■ Listed entries ■
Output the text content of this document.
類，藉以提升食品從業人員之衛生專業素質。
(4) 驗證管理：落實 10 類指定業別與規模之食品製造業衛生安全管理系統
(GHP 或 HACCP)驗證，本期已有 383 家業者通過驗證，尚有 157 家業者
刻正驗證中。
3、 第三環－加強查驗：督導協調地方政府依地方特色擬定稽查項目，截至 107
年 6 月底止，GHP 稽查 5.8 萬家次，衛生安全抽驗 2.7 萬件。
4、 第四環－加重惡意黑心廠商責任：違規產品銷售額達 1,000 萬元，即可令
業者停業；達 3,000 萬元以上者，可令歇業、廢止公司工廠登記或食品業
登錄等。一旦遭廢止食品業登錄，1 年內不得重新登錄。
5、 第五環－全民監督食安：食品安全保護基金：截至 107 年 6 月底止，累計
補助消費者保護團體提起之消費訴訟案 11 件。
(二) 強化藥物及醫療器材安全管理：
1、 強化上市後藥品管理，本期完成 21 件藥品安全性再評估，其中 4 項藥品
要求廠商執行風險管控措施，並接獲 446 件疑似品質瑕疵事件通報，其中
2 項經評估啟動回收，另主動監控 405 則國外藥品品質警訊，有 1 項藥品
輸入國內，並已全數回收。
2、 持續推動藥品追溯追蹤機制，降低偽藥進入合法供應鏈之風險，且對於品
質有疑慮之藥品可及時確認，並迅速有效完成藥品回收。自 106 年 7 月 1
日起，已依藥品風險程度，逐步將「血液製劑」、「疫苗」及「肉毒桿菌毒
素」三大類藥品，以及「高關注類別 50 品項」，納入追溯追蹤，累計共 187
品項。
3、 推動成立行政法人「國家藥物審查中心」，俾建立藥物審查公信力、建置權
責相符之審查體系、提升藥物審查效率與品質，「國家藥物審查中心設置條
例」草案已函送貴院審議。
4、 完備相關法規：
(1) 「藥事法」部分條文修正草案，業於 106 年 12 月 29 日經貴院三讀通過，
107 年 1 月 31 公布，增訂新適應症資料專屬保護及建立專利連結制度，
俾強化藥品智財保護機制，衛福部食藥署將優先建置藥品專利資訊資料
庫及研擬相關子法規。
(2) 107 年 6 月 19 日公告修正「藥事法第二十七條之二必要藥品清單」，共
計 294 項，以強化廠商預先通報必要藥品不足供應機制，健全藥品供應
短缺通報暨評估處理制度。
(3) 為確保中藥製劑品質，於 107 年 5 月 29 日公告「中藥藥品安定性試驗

■ Aim of the exercise ■
Reproduce the full listing word for word.

■ Response ■
Output the text content of this document.
類，藉以提升食品從業人員之衛生專業素質。
(4) 驗證管理：落實 10 類指定業別與規模之食品製造業衛生安全管理系統
(GHP 或 HACCP)驗證，本期已有 383 家業者通過驗證，尚有 157 家業者
刻正驗證中。
3、 第三環－加強查驗：督導協調地方政府依地方特色擬定稽查項目，截至 107
年 6 月底止，GHP 稽查 5.8 萬家次，衛生安全抽驗 2.7 萬件。
4、 第四環－加重惡意黑心廠商責任：違規產品銷售額達 1,000 萬元，即可令
業者停業；達 3,000 萬元以上者，可令歇業、廢止公司工廠登記或食品業
登錄等。一旦遭廢止食品業登錄，1 年內不得重新登錄。
5、 第五環－全民監督食安：食品安全保護基金：截至 107 年 6 月底止，累計
補助消費者保護團體提起之消費訴訟案 11 件。
(二) 強化藥物及醫療器材安全管理：
1、 強化上市後藥品管理，本期完成 21 件藥品安全性再評估，其中 4 項藥品
要求廠商執行風險管控措施，並接獲 446 件疑似品質瑕疵事件通報，其中
2 項經評估啟動回收，另主動監控 405 則國外藥品品質警訊，有 1 項藥品
輸入國內，並已全數回收。
2、 持續推動藥品追溯追蹤機制，降低偽藥進入合法供應鏈之風險，且對於品
質有疑慮之藥品可及時確認，並迅速有效完成藥品回收。自 106 年 7 月 1
日起，已依藥品風險程度，逐步將「血液製劑」、「疫苗」及「肉毒桿菌毒
素」三大類藥品，以及「高關注類別 50 品項」，納入追溯追蹤，累計共 187
品項。
3、 推動成立行政法人「國家藥物審查中心」，俾建立藥物審查公信力、建置權
責相符之審查體系、提升藥物審查效率與品質，「國家藥物審查中心設置條
例」草案已函送貴院審議。
4、 完備相關法規：
(1) 「藥事法」部分條文修正草案，業於 106 年 12 月 29 日經貴院三讀通過，
107 年 1 月 31 公布，增訂新適應症資料專屬保護及建立專利連結制度，
俾強化藥品智財保護機制，衛福部食藥署將優先建置藥品專利資訊資料
庫及研擬相關子法規。
(2) 107 年 6 月 19 日公告修正「藥事法第二十七條之二必要藥品清單」，共
計 294 項，以強化廠商預先通報必要藥品不足供應機制，健全藥品供應
短缺通報暨評估處理制度。
(3) 為確保中藥製劑品質，於 107 年 5 月 29 日公告「中藥藥品安定性試驗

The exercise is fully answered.